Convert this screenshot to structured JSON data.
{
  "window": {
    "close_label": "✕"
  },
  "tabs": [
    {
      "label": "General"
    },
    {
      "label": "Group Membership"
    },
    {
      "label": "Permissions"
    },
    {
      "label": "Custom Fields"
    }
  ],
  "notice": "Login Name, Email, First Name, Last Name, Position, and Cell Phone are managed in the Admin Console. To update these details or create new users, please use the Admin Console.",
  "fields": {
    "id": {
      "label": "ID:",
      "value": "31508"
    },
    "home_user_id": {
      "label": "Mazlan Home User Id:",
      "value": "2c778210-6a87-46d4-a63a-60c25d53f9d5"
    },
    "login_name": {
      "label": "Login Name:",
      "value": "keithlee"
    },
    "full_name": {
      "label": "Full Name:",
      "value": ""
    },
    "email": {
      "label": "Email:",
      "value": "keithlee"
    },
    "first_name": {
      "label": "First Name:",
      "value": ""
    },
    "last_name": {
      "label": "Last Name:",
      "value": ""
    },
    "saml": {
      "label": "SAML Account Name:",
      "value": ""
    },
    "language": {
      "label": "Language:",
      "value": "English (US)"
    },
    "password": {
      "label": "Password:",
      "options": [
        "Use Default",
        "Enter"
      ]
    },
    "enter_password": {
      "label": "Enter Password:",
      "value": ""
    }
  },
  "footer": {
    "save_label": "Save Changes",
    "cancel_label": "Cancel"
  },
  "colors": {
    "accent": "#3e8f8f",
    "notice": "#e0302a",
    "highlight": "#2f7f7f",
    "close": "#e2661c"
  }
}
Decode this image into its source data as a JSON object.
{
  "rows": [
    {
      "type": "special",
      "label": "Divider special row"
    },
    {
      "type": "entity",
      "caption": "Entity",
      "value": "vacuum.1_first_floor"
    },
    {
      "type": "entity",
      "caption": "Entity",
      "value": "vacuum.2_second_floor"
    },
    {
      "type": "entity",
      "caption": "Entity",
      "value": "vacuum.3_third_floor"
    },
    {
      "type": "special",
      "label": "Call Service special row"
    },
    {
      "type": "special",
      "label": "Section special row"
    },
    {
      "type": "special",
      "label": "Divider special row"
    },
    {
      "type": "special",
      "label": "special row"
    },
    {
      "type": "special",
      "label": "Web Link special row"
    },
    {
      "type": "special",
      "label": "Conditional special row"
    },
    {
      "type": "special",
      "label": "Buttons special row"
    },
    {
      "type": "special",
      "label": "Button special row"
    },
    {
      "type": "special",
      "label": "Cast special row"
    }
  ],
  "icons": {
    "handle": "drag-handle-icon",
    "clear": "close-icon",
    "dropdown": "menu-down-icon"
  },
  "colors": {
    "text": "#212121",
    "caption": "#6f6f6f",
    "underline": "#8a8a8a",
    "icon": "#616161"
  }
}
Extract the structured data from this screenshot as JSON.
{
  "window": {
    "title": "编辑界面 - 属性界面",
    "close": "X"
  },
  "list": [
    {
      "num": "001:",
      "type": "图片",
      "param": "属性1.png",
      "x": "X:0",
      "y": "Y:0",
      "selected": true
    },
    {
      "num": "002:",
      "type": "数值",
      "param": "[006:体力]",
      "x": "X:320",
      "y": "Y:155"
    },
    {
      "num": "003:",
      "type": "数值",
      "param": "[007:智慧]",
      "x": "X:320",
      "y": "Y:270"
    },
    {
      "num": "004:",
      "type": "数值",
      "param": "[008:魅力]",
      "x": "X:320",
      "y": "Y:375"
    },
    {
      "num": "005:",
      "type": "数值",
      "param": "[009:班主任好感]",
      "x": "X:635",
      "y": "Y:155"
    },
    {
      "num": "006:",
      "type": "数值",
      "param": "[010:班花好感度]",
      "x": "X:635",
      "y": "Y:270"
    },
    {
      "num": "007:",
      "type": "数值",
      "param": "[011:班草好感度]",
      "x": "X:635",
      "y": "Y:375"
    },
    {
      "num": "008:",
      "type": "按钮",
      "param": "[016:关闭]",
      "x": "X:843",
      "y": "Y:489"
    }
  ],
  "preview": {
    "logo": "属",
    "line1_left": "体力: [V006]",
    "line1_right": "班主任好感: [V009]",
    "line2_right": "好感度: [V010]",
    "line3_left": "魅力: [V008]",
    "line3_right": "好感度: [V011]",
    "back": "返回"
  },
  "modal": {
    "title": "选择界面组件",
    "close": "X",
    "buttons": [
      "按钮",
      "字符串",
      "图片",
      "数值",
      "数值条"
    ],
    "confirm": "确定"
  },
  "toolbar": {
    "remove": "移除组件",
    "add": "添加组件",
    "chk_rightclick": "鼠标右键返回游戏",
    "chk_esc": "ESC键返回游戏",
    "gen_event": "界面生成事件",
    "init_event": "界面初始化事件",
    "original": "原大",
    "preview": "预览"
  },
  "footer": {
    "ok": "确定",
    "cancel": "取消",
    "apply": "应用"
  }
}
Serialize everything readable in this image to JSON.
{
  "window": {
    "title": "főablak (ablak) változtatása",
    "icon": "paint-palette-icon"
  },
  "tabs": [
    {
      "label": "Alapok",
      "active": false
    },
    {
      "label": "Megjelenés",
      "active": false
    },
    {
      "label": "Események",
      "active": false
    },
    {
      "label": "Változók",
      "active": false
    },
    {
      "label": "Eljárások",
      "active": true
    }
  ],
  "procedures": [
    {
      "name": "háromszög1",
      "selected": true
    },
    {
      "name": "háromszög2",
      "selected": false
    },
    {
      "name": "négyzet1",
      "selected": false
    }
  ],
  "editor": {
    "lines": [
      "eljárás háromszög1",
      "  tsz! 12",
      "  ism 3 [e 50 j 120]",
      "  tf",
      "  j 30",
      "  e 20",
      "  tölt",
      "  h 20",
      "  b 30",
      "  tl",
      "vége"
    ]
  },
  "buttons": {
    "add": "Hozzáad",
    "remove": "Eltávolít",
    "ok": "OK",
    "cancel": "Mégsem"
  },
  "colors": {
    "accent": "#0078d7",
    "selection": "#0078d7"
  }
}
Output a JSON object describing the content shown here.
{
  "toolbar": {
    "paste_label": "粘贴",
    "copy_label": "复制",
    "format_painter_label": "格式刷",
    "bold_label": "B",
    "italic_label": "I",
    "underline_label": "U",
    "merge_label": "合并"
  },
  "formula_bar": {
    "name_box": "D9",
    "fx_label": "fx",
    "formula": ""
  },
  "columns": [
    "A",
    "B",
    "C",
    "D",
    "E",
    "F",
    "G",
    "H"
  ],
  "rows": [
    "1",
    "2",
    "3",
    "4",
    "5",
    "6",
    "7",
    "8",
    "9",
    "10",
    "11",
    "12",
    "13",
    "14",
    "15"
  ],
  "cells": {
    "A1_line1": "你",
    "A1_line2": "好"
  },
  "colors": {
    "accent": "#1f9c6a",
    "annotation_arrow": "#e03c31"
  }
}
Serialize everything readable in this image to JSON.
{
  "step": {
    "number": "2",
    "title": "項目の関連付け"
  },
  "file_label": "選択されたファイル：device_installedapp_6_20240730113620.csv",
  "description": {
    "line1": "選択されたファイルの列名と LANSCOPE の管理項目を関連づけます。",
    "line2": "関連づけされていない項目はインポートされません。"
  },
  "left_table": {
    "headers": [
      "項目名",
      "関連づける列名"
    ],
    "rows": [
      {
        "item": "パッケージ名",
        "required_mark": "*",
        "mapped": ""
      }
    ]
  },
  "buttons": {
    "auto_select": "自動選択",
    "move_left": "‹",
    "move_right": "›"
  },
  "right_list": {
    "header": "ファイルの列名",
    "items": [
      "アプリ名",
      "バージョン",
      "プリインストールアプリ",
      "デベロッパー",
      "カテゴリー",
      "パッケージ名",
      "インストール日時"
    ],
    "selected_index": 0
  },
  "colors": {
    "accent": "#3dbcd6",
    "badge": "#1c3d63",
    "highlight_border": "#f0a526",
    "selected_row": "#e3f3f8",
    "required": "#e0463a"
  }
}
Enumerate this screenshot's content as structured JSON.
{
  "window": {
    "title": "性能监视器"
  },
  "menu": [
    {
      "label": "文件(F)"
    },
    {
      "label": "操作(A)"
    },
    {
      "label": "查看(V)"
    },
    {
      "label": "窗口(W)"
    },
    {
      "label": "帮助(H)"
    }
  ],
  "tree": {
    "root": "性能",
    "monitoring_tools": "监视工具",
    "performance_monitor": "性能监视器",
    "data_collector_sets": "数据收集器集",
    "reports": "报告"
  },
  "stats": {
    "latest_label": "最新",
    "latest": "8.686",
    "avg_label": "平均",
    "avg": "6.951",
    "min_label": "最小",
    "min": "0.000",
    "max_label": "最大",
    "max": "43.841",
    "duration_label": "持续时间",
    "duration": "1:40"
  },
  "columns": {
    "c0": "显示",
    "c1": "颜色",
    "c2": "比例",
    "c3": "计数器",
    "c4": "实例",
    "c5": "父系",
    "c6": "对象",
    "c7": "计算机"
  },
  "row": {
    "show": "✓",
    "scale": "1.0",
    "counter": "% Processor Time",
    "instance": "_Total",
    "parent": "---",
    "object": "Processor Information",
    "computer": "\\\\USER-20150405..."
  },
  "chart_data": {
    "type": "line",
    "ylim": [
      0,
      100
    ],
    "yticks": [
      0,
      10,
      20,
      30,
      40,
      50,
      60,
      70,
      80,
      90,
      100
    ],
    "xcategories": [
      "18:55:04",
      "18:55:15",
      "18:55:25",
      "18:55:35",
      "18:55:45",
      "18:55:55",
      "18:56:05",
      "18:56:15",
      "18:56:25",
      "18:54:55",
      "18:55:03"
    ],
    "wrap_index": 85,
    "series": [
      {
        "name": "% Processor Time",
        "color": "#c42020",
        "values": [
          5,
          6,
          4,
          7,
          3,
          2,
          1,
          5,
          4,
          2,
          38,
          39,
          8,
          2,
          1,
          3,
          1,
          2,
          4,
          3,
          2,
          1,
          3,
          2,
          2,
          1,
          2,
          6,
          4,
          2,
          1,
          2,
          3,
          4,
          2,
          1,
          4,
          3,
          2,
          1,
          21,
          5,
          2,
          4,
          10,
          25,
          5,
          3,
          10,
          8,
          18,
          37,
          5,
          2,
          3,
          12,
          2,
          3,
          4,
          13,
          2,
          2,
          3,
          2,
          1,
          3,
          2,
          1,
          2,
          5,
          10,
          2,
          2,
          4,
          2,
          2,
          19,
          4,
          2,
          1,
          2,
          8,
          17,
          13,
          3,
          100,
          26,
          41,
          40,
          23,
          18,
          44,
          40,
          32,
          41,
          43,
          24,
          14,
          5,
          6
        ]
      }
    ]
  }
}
+-------+
> CHALLENGE:
From the records given above, copy all lines containing "title".

> RESPONSE FOR THIS EXERCISE:
    "title": "编辑界面 - 属性界面",
    "title": "选择界面组件",
    "title": "főablak (ablak) változtatása",
    "title": "項目の関連付け"
    "title": "性能监视器"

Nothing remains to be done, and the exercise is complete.